____ SOURCE RECORDS
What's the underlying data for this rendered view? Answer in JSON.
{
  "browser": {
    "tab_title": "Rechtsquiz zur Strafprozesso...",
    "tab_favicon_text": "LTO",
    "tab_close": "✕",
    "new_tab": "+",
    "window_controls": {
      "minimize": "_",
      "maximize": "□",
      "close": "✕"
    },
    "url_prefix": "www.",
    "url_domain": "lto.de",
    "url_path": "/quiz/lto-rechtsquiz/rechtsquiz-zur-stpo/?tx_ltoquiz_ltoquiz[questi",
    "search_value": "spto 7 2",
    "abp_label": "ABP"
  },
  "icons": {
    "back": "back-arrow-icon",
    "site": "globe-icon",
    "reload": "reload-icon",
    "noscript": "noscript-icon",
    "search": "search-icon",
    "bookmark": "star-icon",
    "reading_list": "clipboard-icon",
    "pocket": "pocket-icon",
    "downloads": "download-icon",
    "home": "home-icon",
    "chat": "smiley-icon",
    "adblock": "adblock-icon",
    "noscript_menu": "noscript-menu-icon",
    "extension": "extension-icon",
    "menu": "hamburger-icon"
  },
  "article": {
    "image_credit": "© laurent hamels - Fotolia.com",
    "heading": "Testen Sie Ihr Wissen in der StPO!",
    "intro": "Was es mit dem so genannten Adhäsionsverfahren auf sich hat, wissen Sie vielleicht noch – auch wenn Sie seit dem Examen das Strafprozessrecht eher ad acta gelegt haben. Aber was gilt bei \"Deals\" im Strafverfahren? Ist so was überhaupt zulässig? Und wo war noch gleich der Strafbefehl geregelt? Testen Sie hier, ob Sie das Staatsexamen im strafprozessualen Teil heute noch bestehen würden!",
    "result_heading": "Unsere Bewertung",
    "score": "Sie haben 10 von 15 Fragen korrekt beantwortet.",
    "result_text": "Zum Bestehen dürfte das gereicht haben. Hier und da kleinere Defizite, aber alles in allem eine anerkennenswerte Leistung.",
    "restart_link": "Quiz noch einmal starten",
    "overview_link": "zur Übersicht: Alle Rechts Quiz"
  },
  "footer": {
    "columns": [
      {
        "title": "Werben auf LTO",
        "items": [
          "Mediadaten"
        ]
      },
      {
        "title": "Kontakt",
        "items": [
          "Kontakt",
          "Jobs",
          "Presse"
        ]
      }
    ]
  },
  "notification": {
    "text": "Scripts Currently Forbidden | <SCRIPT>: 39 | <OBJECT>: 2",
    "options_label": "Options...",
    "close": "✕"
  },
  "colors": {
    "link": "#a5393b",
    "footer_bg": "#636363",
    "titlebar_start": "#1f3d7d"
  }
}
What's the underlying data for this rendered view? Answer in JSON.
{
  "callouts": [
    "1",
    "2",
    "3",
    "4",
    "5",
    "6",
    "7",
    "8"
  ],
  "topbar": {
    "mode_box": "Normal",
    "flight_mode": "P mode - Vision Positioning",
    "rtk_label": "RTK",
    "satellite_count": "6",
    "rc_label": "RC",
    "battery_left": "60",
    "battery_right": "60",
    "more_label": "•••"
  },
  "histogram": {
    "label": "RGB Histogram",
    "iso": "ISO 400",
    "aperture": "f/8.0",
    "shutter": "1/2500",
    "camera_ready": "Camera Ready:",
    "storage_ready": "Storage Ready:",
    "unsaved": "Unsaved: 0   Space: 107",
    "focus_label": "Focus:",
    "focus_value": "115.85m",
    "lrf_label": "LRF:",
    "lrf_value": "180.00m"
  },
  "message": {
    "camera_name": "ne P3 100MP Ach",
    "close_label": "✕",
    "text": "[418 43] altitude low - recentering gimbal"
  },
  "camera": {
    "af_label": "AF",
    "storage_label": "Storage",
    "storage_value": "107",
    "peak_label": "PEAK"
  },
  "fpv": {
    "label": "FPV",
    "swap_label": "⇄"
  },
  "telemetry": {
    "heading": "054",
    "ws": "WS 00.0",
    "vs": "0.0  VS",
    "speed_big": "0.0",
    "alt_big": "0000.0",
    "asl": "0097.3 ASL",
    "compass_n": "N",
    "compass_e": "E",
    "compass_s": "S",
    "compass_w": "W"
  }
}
________
- EXERCISE DIRECTIONS
Quote the data in full, keeping each word unchanged.

- WRITTEN REPLY
What's the underlying data for this rendered view? Answer in JSON.
{
  "browser": {
    "tab_title": "Rechtsquiz zur Strafprozesso...",
    "tab_favicon_text": "LTO",
    "tab_close": "✕",
    "new_tab": "+",
    "window_controls": {
      "minimize": "_",
      "maximize": "□",
      "close": "✕"
    },
    "url_prefix": "www.",
    "url_domain": "lto.de",
    "url_path": "/quiz/lto-rechtsquiz/rechtsquiz-zur-stpo/?tx_ltoquiz_ltoquiz[questi",
    "search_value": "spto 7 2",
    "abp_label": "ABP"
  },
  "icons": {
    "back": "back-arrow-icon",
    "site": "globe-icon",
    "reload": "reload-icon",
    "noscript": "noscript-icon",
    "search": "search-icon",
    "bookmark": "star-icon",
    "reading_list": "clipboard-icon",
    "pocket": "pocket-icon",
    "downloads": "download-icon",
    "home": "home-icon",
    "chat": "smiley-icon",
    "adblock": "adblock-icon",
    "noscript_menu": "noscript-menu-icon",
    "extension": "extension-icon",
    "menu": "hamburger-icon"
  },
  "article": {
    "image_credit": "© laurent hamels - Fotolia.com",
    "heading": "Testen Sie Ihr Wissen in der StPO!",
    "intro": "Was es mit dem so genannten Adhäsionsverfahren auf sich hat, wissen Sie vielleicht noch – auch wenn Sie seit dem Examen das Strafprozessrecht eher ad acta gelegt haben. Aber was gilt bei \"Deals\" im Strafverfahren? Ist so was überhaupt zulässig? Und wo war noch gleich der Strafbefehl geregelt? Testen Sie hier, ob Sie das Staatsexamen im strafprozessualen Teil heute noch bestehen würden!",
    "result_heading": "Unsere Bewertung",
    "score": "Sie haben 10 von 15 Fragen korrekt beantwortet.",
    "result_text": "Zum Bestehen dürfte das gereicht haben. Hier und da kleinere Defizite, aber alles in allem eine anerkennenswerte Leistung.",
    "restart_link": "Quiz noch einmal starten",
    "overview_link": "zur Übersicht: Alle Rechts Quiz"
  },
  "footer": {
    "columns": [
      {
        "title": "Werben auf LTO",
        "items": [
          "Mediadaten"
        ]
      },
      {
        "title": "Kontakt",
        "items": [
          "Kontakt",
          "Jobs",
          "Presse"
        ]
      }
    ]
  },
  "notification": {
    "text": "Scripts Currently Forbidden | <SCRIPT>: 39 | <OBJECT>: 2",
    "options_label": "Options...",
    "close": "✕"
  },
  "colors": {
    "link": "#a5393b",
    "footer_bg": "#636363",
    "titlebar_start": "#1f3d7d"
  }
}
What's the underlying data for this rendered view? Answer in JSON.
{
  "callouts": [
    "1",
    "2",
    "3",
    "4",
    "5",
    "6",
    "7",
    "8"
  ],
  "topbar": {
    "mode_box": "Normal",
    "flight_mode": "P mode - Vision Positioning",
    "rtk_label": "RTK",
    "satellite_count": "6",
    "rc_label": "RC",
    "battery_left": "60",
    "battery_right": "60",
    "more_label": "•••"
  },
  "histogram": {
    "label": "RGB Histogram",
    "iso": "ISO 400",
    "aperture": "f/8.0",
    "shutter": "1/2500",
    "camera_ready": "Camera Ready:",
    "storage_ready": "Storage Ready:",
    "unsaved": "Unsaved: 0   Space: 107",
    "focus_label": "Focus:",
    "focus_value": "115.85m",
    "lrf_label": "LRF:",
    "lrf_value": "180.00m"
  },
  "message": {
    "camera_name": "ne P3 100MP Ach",
    "close_label": "✕",
    "text": "[418 43] altitude low - recentering gimbal"
  },
  "camera": {
    "af_label": "AF",
    "storage_label": "Storage",
    "storage_value": "107",
    "peak_label": "PEAK"
  },
  "fpv": {
    "label": "FPV",
    "swap_label": "⇄"
  },
  "telemetry": {
    "heading": "054",
    "ws": "WS 00.0",
    "vs": "0.0  VS",
    "speed_big": "0.0",
    "alt_big": "0000.0",
    "asl": "0097.3 ASL",
    "compass_n": "N",
    "compass_e": "E",
    "compass_s": "S",
    "compass_w": "W"
  }
}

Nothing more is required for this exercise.